What to produce:
Search the records below for the word "формы" and show every line where it occurs.

Working data:
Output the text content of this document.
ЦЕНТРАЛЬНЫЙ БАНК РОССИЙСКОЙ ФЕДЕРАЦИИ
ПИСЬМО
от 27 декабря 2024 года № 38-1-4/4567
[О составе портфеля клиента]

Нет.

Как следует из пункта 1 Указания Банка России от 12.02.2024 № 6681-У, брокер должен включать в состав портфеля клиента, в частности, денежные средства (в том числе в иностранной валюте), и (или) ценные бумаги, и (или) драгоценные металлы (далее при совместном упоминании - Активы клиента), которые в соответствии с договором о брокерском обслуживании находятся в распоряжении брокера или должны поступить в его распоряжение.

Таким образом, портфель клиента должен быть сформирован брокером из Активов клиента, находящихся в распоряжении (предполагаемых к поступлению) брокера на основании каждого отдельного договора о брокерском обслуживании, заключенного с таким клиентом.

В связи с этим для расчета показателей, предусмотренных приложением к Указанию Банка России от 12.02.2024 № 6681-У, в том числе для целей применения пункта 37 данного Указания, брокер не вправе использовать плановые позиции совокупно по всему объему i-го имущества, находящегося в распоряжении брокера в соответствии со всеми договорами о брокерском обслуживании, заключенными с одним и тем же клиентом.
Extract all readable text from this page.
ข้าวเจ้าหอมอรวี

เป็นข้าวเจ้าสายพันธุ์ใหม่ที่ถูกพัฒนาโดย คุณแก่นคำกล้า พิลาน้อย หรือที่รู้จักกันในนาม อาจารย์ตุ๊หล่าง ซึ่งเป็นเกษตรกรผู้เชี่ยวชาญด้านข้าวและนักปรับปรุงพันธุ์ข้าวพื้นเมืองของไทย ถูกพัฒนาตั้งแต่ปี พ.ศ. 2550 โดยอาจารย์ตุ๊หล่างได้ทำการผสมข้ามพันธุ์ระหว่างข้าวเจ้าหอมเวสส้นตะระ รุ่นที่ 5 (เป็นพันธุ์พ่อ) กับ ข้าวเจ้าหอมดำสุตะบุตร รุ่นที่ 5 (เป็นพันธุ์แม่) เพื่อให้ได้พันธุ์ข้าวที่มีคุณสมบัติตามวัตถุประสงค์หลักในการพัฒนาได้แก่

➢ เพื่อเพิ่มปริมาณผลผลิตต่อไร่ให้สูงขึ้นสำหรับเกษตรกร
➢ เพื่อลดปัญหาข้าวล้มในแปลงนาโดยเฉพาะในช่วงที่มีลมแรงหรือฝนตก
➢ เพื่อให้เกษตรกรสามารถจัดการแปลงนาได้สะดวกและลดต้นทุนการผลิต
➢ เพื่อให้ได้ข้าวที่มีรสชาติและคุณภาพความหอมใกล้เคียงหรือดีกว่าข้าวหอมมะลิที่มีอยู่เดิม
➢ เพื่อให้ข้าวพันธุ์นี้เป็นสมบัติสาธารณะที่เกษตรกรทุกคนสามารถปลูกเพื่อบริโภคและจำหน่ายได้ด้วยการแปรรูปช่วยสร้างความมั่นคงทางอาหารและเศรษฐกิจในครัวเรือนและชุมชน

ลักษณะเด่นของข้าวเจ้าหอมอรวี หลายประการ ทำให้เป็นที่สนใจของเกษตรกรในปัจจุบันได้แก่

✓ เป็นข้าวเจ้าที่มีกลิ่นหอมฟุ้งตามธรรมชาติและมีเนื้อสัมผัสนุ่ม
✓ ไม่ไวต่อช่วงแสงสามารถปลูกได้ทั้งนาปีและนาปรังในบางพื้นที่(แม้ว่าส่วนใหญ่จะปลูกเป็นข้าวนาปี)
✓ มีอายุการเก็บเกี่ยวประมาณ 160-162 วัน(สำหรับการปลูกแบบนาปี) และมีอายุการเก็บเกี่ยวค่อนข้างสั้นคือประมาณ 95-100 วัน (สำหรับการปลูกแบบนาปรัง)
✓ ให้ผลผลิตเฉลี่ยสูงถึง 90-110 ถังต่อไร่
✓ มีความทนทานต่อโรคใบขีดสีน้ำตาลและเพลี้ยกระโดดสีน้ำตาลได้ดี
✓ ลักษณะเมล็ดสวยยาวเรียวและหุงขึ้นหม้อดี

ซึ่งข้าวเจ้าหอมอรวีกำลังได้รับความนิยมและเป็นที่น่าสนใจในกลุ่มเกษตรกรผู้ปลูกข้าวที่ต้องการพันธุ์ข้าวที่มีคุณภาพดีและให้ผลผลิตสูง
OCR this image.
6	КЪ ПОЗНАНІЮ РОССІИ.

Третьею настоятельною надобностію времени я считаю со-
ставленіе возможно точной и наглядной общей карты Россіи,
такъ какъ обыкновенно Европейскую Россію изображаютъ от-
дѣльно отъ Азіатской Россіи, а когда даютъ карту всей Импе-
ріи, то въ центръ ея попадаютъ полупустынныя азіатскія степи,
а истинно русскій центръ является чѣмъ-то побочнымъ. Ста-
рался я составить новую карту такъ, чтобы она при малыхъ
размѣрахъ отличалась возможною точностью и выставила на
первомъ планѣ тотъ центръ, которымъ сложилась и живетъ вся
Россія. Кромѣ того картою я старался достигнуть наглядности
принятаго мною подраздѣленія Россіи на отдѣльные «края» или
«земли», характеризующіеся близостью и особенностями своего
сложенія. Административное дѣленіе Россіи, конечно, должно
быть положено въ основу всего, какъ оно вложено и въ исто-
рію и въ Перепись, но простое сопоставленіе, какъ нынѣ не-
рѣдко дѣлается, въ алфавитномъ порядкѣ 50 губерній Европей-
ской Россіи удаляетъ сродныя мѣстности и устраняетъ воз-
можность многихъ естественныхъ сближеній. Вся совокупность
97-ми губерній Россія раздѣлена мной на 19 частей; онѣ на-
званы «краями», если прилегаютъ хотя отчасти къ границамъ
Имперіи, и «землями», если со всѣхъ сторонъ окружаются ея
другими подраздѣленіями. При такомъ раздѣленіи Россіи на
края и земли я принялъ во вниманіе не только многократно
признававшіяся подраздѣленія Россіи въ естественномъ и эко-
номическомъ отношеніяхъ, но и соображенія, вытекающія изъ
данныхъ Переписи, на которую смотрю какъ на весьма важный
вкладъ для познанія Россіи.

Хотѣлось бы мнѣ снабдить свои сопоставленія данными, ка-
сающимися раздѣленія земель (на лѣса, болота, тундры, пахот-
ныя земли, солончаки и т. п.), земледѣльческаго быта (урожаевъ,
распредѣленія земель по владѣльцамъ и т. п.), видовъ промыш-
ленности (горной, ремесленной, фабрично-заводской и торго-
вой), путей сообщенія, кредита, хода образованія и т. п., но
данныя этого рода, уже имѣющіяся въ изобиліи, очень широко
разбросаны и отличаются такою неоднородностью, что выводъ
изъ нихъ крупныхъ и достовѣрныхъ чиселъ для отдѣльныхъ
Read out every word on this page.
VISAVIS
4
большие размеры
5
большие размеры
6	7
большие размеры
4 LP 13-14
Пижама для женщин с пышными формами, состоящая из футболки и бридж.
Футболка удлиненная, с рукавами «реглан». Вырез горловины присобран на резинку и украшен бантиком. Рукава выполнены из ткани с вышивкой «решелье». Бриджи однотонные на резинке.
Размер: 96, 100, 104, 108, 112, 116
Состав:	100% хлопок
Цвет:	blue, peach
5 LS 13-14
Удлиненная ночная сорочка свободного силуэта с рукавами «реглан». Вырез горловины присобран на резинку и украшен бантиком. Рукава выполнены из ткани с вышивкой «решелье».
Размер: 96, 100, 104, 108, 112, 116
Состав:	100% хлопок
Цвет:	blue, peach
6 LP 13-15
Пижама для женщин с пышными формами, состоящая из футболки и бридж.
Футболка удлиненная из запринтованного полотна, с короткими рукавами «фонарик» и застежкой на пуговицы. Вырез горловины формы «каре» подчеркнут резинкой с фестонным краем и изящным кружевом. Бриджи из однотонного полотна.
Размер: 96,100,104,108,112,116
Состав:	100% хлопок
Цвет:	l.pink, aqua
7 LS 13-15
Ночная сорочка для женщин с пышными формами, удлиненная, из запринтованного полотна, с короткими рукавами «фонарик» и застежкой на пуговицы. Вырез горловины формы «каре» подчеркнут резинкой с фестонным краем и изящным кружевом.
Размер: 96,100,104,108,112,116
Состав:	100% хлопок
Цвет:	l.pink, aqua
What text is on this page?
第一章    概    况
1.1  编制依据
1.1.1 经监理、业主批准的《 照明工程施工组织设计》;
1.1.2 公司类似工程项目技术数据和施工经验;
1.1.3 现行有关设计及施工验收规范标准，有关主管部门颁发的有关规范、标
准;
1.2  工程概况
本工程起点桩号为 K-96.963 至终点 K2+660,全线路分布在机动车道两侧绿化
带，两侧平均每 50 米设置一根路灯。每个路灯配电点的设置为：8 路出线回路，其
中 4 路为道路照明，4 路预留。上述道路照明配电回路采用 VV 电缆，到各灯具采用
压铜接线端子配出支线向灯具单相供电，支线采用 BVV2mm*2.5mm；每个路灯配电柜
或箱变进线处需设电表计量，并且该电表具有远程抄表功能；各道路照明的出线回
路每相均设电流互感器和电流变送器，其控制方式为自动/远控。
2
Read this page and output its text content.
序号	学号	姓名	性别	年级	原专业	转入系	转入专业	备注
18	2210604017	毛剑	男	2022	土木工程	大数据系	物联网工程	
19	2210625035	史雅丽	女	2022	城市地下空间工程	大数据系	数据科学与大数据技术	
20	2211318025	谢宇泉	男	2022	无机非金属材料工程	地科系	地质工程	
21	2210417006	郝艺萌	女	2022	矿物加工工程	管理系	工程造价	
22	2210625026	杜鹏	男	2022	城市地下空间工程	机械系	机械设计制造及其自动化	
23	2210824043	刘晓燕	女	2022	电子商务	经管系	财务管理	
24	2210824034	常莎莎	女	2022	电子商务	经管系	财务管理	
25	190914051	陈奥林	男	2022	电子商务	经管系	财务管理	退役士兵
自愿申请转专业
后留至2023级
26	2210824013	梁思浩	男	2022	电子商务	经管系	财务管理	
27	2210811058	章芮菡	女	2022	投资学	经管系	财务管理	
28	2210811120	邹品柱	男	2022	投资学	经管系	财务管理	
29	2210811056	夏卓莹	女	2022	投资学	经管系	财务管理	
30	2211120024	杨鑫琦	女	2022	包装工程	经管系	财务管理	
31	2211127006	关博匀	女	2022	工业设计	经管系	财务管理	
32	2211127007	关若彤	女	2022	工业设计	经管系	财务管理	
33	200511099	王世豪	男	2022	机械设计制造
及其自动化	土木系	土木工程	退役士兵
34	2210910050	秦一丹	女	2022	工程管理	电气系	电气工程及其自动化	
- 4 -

Complete answer:
Футболка удлиненная из запринтованного полотна, с короткими рукавами «фонарик» и застежкой на пуговицы. Вырез горловины формы «каре» подчеркнут резинкой с фестонным краем и изящным кружевом. Бриджи из однотонного полотна.
Ночная сорочка для женщин с пышными формами, удлиненная, из запринтованного полотна, с короткими рукавами «фонарик» и застежкой на пуговицы. Вырез горловины формы «каре» подчеркнут резинкой с фестонным краем и изящным кружевом.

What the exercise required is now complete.